Exercise directions: Copy all lines that contain the word "houses".
-- START Given records --
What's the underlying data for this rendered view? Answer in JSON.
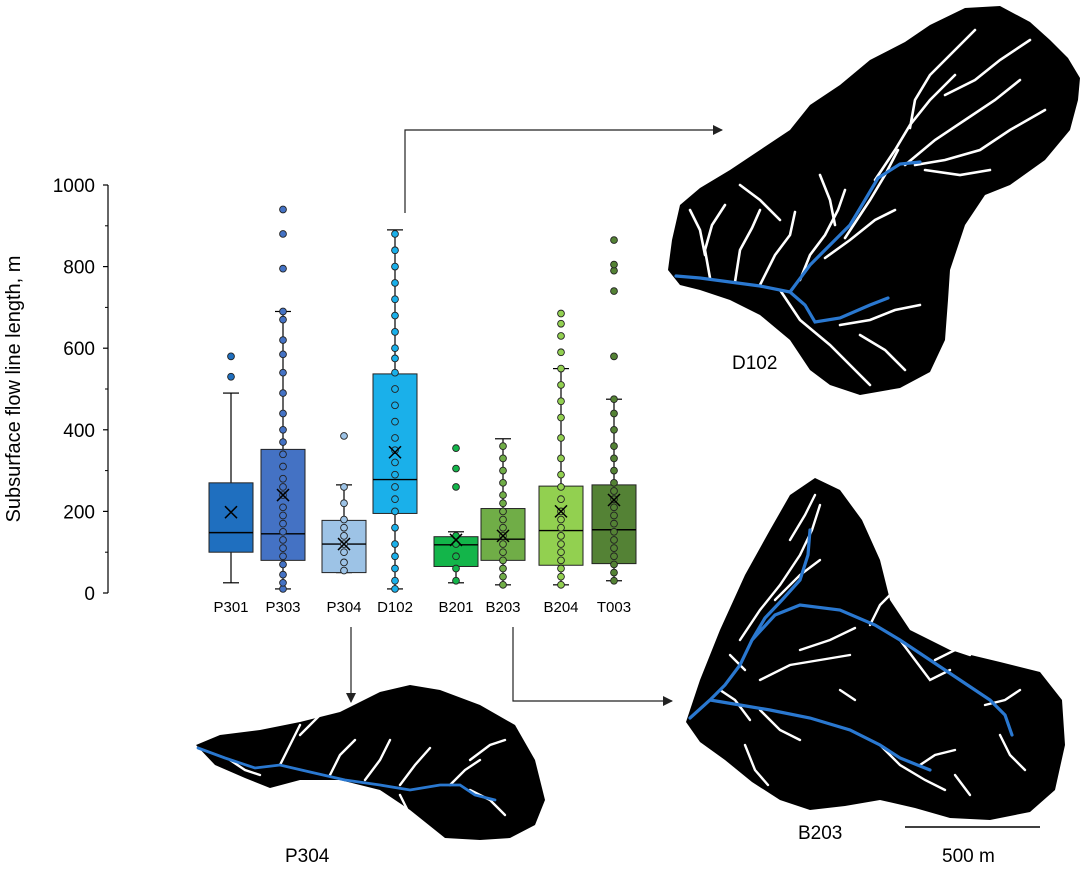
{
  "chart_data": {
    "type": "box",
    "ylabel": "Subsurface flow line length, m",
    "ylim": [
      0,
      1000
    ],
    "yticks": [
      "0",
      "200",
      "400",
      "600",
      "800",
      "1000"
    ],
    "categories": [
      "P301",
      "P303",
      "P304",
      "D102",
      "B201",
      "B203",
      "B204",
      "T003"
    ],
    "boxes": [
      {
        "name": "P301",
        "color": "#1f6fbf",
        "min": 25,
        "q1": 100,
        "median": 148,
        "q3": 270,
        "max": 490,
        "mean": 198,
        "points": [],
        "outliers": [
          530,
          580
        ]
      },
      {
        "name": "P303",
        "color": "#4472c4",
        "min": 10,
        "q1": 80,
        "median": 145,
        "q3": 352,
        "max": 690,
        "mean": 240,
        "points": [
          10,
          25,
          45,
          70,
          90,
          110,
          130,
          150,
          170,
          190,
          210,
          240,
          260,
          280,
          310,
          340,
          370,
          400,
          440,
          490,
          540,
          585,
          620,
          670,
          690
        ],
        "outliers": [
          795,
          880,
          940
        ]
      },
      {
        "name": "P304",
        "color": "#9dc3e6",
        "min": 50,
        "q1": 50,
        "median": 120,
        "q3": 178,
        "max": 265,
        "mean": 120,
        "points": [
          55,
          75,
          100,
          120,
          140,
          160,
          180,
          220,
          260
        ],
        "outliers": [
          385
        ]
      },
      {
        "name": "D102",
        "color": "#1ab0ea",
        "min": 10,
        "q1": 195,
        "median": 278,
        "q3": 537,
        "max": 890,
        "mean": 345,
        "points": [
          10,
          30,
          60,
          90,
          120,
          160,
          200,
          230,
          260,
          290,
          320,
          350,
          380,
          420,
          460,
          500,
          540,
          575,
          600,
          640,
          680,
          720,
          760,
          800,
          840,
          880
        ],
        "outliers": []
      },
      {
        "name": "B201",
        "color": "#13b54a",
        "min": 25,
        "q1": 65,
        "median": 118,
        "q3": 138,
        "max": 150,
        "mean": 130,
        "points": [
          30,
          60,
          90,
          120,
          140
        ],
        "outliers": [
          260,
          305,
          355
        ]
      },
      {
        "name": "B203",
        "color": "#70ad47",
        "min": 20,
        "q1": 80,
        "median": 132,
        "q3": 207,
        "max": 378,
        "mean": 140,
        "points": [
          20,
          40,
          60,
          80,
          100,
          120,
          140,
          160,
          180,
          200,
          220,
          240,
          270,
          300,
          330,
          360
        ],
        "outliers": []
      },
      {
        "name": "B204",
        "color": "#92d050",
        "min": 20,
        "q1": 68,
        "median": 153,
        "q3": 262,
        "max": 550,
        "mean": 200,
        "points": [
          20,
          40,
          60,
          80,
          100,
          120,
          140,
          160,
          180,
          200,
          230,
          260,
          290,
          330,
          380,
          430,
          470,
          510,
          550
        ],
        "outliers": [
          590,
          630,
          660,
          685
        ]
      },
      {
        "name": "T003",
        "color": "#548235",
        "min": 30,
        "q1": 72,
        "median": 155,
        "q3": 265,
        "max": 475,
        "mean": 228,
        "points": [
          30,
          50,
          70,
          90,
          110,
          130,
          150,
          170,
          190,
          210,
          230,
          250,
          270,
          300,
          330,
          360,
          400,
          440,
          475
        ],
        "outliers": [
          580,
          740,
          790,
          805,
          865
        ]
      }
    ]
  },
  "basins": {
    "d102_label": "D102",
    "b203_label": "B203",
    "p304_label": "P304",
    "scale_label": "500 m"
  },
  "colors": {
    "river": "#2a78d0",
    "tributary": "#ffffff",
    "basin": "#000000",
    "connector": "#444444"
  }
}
-- END Given records --
-- START Given records --
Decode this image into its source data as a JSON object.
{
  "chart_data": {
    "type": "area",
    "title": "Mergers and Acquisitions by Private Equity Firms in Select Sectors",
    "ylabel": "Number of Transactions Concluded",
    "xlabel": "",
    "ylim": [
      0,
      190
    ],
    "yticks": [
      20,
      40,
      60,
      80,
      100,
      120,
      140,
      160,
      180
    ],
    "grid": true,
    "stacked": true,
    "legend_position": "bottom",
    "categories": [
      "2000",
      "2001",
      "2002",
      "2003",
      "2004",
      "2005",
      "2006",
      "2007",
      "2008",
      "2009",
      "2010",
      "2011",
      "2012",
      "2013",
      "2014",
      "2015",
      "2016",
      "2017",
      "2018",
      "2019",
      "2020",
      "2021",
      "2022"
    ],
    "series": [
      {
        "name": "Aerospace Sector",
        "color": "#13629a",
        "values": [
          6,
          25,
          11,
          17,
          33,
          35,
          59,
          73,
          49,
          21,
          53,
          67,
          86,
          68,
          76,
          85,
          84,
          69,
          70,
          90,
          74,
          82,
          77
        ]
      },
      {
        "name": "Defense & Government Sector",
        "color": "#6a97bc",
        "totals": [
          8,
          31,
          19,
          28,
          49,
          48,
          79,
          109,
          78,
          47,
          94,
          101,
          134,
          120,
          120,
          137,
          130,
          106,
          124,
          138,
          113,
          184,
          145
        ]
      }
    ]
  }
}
-- END Given records --
-- START Given records --
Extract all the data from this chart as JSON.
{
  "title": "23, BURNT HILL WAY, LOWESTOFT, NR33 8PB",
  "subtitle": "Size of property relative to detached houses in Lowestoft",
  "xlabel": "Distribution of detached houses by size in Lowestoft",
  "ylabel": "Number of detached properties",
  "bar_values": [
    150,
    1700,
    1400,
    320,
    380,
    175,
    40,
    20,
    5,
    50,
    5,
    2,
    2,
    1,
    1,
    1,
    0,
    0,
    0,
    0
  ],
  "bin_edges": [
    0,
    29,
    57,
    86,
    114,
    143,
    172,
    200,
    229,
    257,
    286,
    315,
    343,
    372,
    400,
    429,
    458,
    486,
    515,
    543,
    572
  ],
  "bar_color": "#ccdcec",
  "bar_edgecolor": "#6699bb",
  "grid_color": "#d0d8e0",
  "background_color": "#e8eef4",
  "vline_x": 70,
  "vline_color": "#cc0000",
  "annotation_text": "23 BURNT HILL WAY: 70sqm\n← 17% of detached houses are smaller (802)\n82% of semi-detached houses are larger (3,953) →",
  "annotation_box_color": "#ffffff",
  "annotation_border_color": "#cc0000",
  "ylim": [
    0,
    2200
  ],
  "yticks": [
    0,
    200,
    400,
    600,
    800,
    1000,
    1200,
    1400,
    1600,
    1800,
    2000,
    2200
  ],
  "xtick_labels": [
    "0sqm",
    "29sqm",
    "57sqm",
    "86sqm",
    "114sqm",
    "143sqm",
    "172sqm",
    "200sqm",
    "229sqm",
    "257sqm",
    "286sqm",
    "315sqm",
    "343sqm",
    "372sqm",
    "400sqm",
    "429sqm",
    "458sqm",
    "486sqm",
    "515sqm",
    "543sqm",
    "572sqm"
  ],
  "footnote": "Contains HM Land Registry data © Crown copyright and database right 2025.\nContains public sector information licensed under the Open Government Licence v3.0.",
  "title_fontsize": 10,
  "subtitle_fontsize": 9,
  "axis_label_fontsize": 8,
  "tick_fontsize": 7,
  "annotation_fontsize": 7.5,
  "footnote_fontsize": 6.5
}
-- END Given records --
Result of this exercise:
  "subtitle": "Size of property relative to detached houses in Lowestoft",
  "xlabel": "Distribution of detached houses by size in Lowestoft",
  "annotation_text": "23 BURNT HILL WAY: 70sqm\n← 17% of detached houses are smaller (802)\n82% of semi-detached houses are larger (3,953) →",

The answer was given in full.